[Task brief]: Print the listing lines from the one containing "logo-cz-tld: .cz [375,1180,463,1254]" to the one containing "dims-kitchen: ~3,1 x 4,0m [522,789,659,819]", both included, reproducing them character for character.

[Material provided]:
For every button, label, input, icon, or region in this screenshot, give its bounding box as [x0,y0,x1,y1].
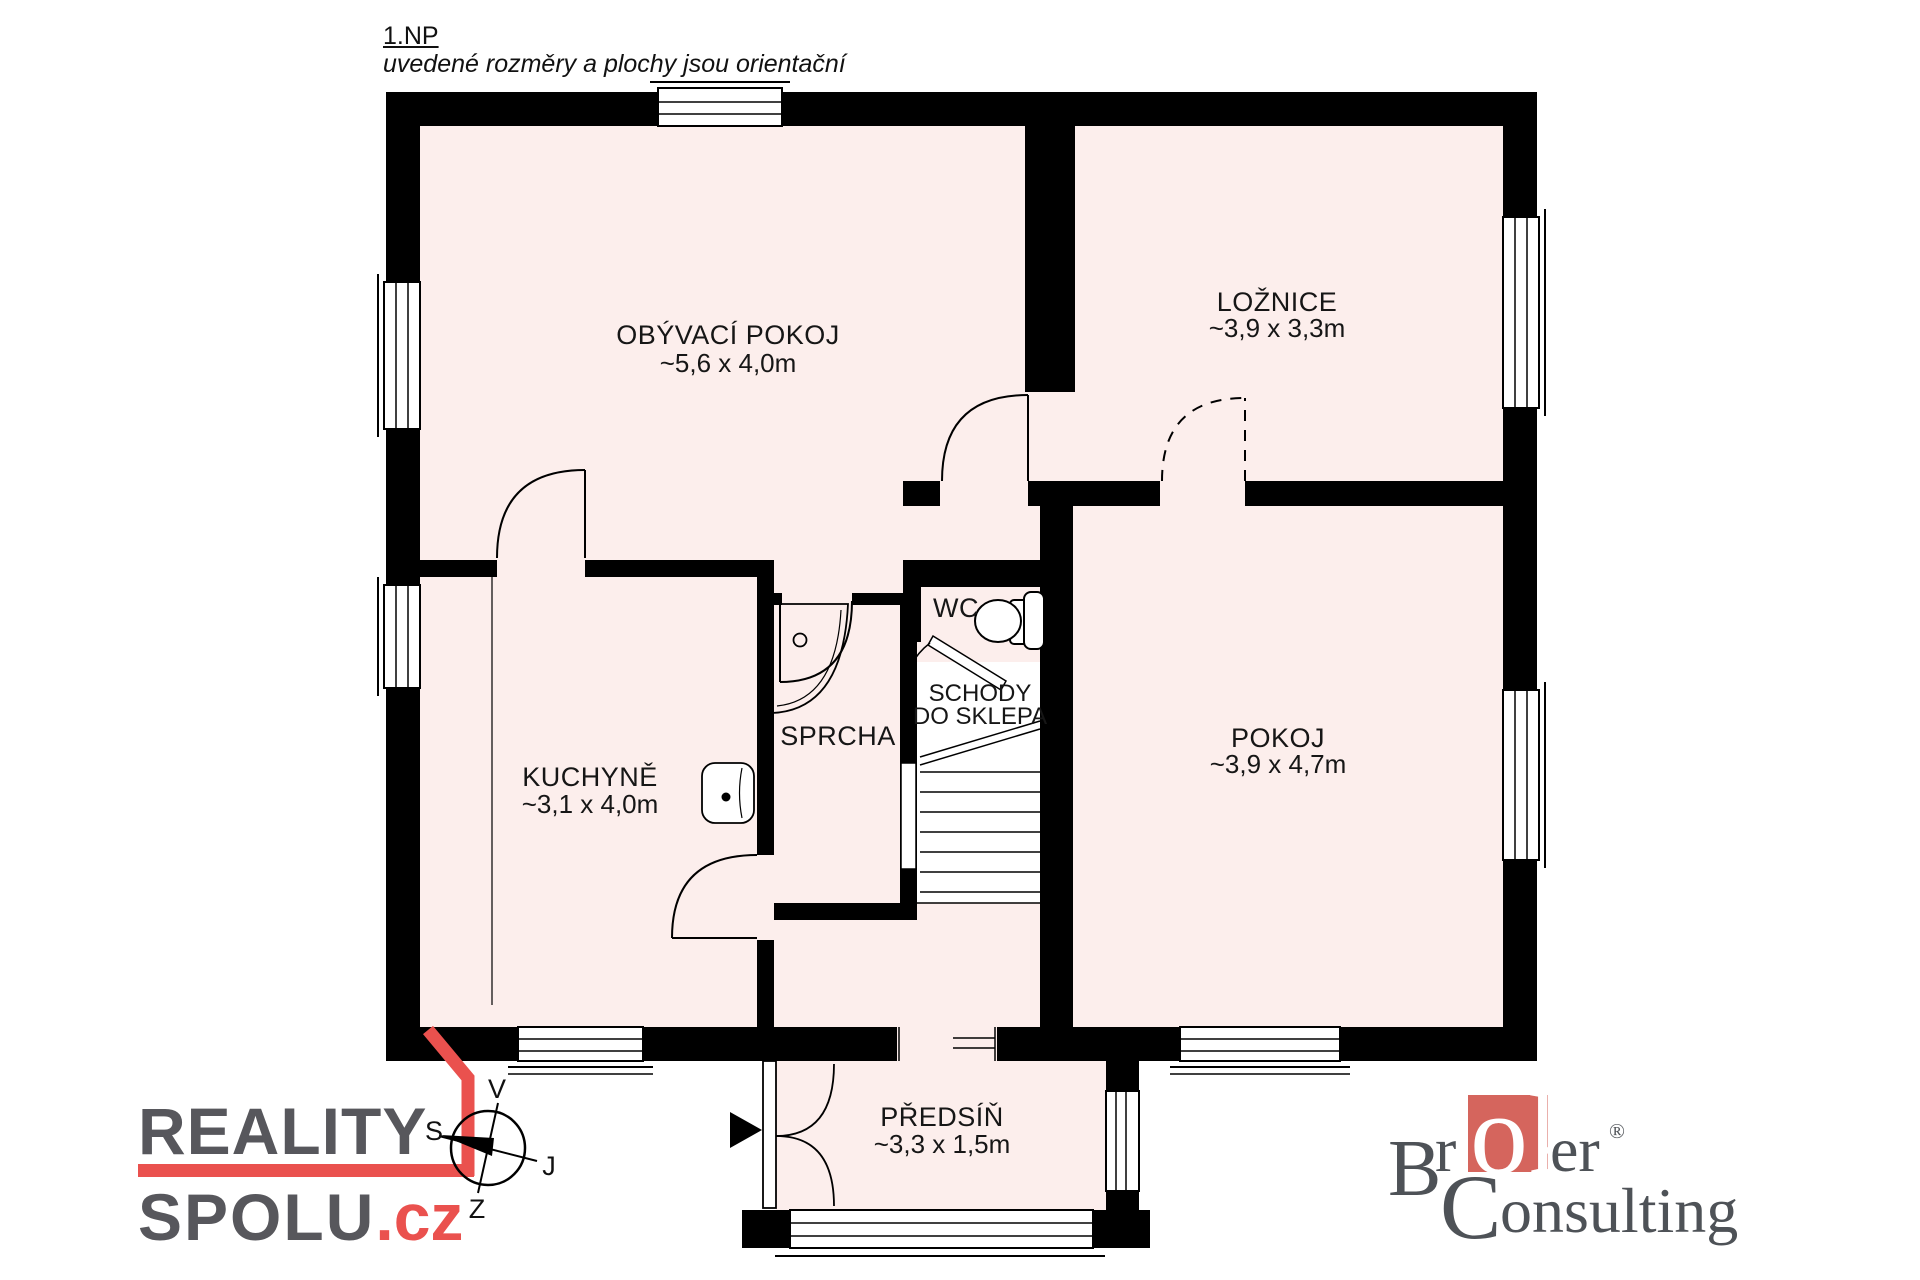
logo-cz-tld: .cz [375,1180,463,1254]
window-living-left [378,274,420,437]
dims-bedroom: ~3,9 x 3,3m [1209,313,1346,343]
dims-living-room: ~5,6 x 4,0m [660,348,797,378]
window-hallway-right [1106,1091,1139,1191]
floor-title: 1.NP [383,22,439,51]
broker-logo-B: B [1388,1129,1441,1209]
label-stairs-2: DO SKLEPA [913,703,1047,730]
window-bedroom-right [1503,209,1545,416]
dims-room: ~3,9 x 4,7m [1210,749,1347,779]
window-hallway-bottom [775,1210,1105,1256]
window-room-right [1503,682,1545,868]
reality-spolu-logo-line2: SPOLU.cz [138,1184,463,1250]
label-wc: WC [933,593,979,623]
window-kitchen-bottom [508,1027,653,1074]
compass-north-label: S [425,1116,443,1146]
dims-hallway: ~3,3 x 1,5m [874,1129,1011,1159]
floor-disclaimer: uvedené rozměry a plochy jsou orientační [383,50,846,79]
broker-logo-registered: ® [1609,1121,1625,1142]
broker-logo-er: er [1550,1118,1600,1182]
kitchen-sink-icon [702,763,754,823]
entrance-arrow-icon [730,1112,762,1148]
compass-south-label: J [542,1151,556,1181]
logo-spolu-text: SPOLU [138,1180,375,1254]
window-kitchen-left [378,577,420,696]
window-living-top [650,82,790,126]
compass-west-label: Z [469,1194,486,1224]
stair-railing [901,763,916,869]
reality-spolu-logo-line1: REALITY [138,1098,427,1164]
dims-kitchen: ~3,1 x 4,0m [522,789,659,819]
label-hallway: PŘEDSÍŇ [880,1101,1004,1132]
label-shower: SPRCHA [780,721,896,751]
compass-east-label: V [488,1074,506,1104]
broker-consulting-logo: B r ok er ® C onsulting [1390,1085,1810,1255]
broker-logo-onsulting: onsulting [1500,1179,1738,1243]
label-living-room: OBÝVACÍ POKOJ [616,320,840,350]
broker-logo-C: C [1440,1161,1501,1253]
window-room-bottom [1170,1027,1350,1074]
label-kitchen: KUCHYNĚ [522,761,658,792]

---

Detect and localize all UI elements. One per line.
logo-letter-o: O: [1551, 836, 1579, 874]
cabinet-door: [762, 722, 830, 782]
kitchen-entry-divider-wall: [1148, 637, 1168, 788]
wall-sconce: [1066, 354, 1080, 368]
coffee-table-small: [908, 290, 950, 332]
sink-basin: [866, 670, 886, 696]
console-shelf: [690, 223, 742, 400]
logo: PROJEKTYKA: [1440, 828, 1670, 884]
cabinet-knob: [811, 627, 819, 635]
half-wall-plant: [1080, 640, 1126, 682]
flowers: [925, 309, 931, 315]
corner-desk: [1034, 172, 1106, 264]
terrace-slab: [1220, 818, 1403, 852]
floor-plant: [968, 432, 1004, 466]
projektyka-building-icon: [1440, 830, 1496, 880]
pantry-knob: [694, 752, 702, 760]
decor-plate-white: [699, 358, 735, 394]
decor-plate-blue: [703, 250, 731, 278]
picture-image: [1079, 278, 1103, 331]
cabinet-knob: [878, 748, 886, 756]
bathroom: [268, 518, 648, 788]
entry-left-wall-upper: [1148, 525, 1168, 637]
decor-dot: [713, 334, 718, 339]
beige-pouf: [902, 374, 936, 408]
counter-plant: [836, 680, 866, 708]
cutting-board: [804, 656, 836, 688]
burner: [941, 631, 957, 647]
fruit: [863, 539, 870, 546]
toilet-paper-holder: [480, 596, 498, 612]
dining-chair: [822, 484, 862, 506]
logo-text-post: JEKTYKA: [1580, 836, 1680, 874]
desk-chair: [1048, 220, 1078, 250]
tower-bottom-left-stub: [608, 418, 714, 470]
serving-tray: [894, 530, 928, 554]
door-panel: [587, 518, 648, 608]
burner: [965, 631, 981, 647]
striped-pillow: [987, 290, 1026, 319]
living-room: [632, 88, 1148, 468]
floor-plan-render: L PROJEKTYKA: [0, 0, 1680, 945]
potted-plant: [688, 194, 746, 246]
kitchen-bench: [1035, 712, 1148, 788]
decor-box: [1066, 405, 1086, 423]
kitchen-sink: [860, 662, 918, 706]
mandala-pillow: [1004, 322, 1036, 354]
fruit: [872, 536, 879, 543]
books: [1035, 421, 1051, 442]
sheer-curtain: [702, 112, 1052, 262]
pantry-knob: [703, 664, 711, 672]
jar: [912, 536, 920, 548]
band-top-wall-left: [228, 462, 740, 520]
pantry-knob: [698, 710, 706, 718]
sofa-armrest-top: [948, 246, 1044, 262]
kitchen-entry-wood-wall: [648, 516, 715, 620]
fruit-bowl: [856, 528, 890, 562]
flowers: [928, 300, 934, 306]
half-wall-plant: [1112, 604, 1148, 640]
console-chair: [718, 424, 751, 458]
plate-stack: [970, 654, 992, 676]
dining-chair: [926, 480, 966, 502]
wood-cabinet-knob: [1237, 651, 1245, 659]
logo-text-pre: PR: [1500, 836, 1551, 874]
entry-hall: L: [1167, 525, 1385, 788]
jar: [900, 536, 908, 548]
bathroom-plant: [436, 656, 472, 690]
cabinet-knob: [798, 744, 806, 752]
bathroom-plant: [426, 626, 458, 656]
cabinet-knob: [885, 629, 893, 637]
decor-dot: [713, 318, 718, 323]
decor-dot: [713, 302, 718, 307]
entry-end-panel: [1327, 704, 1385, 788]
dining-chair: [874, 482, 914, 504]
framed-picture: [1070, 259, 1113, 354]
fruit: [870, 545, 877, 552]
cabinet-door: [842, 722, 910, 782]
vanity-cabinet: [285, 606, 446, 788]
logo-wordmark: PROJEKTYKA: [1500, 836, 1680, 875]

[Output of the exercise]:
logo-cz-tld: .cz [375,1180,463,1254]
window-living-left [378,274,420,437]
dims-bedroom: ~3,9 x 3,3m [1209,313,1346,343]
dims-living-room: ~5,6 x 4,0m [660,348,797,378]
window-hallway-right [1106,1091,1139,1191]
floor-title: 1.NP [383,22,439,51]
broker-logo-B: B [1388,1129,1441,1209]
label-stairs-2: DO SKLEPA [913,703,1047,730]
window-bedroom-right [1503,209,1545,416]
dims-room: ~3,9 x 4,7m [1210,749,1347,779]
window-hallway-bottom [775,1210,1105,1256]
window-room-right [1503,682,1545,868]
reality-spolu-logo-line2: SPOLU.cz [138,1184,463,1250]
label-wc: WC [933,593,979,623]
window-kitchen-bottom [508,1027,653,1074]
compass-north-label: S [425,1116,443,1146]
dims-hallway: ~3,3 x 1,5m [874,1129,1011,1159]
floor-disclaimer: uvedené rozměry a plochy jsou orientační [383,50,846,79]
broker-logo-registered: ® [1609,1121,1625,1142]
broker-logo-er: er [1550,1118,1600,1182]
kitchen-sink-icon [702,763,754,823]
entrance-arrow-icon [730,1112,762,1148]
compass-south-label: J [542,1151,556,1181]
logo-spolu-text: SPOLU [138,1180,375,1254]
window-kitchen-left [378,577,420,696]
window-living-top [650,82,790,126]
compass-west-label: Z [469,1194,486,1224]
stair-railing [901,763,916,869]
reality-spolu-logo-line1: REALITY [138,1098,427,1164]
dims-kitchen: ~3,1 x 4,0m [522,789,659,819]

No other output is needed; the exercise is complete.